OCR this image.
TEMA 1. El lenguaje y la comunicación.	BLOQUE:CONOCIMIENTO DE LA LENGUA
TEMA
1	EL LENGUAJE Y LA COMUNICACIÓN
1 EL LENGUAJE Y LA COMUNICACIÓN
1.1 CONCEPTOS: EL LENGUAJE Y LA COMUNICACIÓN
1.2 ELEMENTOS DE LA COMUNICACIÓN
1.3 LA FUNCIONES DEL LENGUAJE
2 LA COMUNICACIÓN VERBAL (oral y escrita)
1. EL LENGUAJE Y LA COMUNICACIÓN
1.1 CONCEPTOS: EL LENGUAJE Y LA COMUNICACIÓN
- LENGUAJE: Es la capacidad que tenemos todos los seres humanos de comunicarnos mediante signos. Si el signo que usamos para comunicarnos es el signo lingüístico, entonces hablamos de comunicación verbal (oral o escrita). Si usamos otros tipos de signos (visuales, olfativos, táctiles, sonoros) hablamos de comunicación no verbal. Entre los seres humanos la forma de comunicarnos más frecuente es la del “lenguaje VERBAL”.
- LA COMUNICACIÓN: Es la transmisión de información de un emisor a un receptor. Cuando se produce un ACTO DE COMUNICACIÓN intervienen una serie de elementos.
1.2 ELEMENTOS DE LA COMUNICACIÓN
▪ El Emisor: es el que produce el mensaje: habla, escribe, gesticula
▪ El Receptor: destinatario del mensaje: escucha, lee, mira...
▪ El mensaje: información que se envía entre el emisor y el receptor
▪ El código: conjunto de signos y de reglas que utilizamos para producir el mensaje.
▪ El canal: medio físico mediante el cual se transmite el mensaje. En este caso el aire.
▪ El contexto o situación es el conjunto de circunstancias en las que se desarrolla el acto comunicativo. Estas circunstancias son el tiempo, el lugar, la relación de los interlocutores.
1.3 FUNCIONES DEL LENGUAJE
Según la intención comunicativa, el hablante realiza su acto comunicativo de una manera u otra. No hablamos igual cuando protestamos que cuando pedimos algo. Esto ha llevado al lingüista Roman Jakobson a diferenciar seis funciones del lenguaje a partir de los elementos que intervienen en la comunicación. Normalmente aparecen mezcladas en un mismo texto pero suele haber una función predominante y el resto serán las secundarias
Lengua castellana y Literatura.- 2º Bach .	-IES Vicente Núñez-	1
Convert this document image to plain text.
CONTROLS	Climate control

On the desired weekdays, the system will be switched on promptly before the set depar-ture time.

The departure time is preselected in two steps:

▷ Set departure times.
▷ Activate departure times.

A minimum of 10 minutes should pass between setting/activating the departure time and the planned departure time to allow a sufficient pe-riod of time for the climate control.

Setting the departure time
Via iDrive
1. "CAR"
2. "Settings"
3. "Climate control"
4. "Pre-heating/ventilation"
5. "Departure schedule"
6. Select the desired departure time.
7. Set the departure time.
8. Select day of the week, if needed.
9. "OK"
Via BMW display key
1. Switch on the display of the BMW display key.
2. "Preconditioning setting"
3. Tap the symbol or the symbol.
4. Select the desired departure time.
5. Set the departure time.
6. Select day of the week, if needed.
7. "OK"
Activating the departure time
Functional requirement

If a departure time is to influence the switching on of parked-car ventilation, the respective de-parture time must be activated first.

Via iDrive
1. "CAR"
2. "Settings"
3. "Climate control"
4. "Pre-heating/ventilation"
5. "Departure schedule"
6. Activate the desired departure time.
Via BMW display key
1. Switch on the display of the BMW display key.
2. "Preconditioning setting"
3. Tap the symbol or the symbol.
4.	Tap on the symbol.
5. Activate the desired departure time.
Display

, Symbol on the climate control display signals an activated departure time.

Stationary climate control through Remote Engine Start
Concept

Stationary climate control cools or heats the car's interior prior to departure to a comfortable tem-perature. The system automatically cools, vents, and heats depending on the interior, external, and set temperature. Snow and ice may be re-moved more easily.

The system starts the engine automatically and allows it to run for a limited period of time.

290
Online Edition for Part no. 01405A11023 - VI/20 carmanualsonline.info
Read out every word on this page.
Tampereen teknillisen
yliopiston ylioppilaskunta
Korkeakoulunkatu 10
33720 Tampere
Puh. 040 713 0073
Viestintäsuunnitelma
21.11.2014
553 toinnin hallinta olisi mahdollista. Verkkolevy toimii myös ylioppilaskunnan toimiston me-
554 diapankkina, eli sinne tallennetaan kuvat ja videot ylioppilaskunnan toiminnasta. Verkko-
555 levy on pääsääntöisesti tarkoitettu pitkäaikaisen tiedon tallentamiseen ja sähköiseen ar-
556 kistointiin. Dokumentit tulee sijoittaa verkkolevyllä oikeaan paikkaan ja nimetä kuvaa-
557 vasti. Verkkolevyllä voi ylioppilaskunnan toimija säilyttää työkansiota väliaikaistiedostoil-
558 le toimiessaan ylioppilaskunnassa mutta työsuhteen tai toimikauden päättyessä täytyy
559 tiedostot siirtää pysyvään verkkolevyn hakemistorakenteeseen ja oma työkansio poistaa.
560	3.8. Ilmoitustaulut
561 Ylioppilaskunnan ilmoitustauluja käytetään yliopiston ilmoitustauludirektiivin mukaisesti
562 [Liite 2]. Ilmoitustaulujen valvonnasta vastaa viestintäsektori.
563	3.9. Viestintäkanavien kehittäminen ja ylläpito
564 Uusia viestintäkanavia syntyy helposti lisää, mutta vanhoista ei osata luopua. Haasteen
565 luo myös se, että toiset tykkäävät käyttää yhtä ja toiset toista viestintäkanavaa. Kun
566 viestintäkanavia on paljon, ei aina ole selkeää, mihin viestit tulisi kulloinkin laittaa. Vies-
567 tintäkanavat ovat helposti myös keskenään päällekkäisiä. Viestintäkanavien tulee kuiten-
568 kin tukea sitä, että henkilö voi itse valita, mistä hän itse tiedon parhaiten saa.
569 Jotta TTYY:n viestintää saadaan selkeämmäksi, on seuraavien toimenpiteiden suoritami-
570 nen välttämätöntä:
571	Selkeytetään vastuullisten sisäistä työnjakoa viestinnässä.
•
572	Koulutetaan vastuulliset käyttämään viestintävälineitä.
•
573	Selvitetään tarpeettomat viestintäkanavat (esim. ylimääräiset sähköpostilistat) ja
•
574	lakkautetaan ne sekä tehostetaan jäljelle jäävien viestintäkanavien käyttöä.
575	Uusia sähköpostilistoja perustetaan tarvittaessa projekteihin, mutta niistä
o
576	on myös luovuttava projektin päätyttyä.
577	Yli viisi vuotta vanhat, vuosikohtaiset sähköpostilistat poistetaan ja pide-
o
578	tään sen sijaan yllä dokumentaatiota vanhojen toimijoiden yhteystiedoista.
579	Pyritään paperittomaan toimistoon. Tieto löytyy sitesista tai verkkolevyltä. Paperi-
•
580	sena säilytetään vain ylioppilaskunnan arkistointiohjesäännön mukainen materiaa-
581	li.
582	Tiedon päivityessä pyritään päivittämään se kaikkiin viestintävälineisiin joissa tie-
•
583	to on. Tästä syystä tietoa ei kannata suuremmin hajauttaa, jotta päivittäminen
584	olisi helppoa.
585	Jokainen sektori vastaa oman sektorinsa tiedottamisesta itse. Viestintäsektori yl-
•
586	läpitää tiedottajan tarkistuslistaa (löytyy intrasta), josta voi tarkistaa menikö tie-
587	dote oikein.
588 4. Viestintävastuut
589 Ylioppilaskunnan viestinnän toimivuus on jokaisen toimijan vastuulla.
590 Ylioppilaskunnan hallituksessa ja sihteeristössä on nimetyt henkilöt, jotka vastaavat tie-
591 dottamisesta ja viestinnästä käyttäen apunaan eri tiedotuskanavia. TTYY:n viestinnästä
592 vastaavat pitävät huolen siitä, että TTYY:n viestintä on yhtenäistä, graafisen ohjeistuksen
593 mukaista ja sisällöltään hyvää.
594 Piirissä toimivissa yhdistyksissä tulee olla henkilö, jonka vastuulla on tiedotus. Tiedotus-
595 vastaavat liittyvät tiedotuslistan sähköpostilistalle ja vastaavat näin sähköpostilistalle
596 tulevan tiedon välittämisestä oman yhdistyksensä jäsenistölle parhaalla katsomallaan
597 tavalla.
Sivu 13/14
# # # #
# Work required
Return each line among the entries that holds the word "mensaje".

# Output below
▪ El Emisor: es el que produce el mensaje: habla, escribe, gesticula
▪ El Receptor: destinatario del mensaje: escucha, lee, mira...
▪ El mensaje: información que se envía entre el emisor y el receptor
▪ El código: conjunto de signos y de reglas que utilizamos para producir el mensaje.
▪ El canal: medio físico mediante el cual se transmite el mensaje. En este caso el aire.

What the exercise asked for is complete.